### Dataset content

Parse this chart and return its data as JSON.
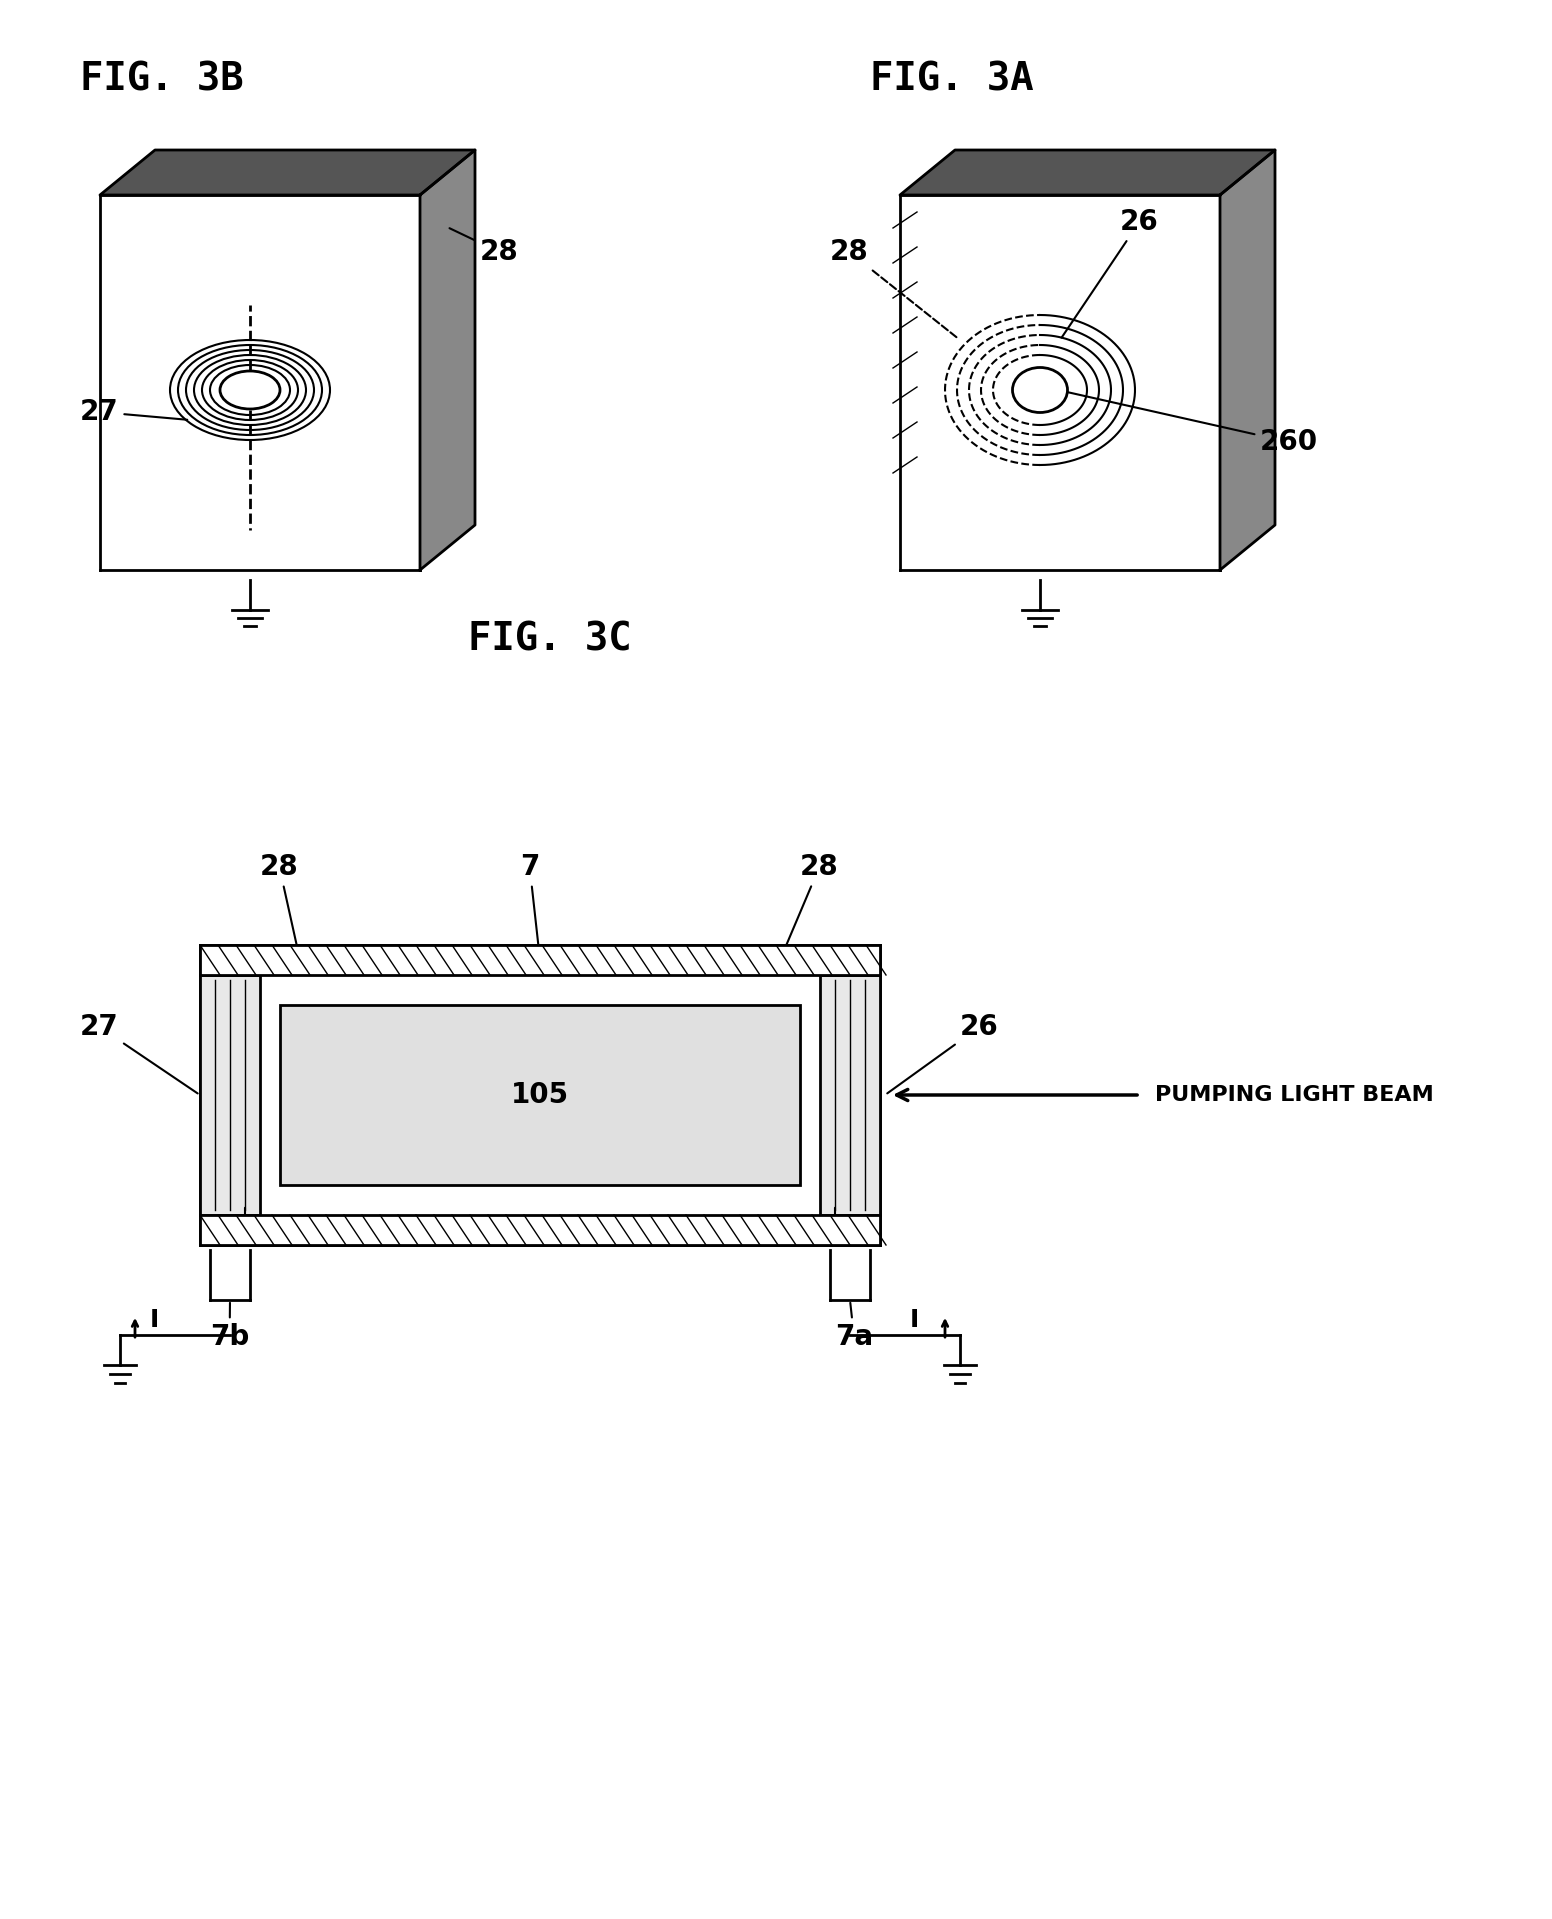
{
  "bg_color": "#ffffff",
  "line_color": "#000000",
  "fig_width": 15.52,
  "fig_height": 19.19,
  "fig3b_title": "FIG. 3B",
  "fig3a_title": "FIG. 3A",
  "fig3c_title": "FIG. 3C",
  "labels": {
    "27_3b": "27",
    "28_3b": "28",
    "26_3a": "26",
    "28_3a": "28",
    "260_3a": "260",
    "27_3c": "27",
    "28_3c_left": "28",
    "7_3c": "7",
    "28_3c_right": "28",
    "26_3c": "26",
    "105_3c": "105",
    "7b_3c": "7b",
    "7a_3c": "7a",
    "I_left": "I",
    "I_right": "I",
    "pumping": "PUMPING LIGHT BEAM"
  }
}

### Exercise requirements
All records should be output exactly, with the pictures left out.

### Response for this exercise
Parse this chart and return its data as JSON.
{
  "bg_color": "#ffffff",
  "line_color": "#000000",
  "fig_width": 15.52,
  "fig_height": 19.19,
  "fig3b_title": "FIG. 3B",
  "fig3a_title": "FIG. 3A",
  "fig3c_title": "FIG. 3C",
  "labels": {
    "27_3b": "27",
    "28_3b": "28",
    "26_3a": "26",
    "28_3a": "28",
    "260_3a": "260",
    "27_3c": "27",
    "28_3c_left": "28",
    "7_3c": "7",
    "28_3c_right": "28",
    "26_3c": "26",
    "105_3c": "105",
    "7b_3c": "7b",
    "7a_3c": "7a",
    "I_left": "I",
    "I_right": "I",
    "pumping": "PUMPING LIGHT BEAM"
  }
}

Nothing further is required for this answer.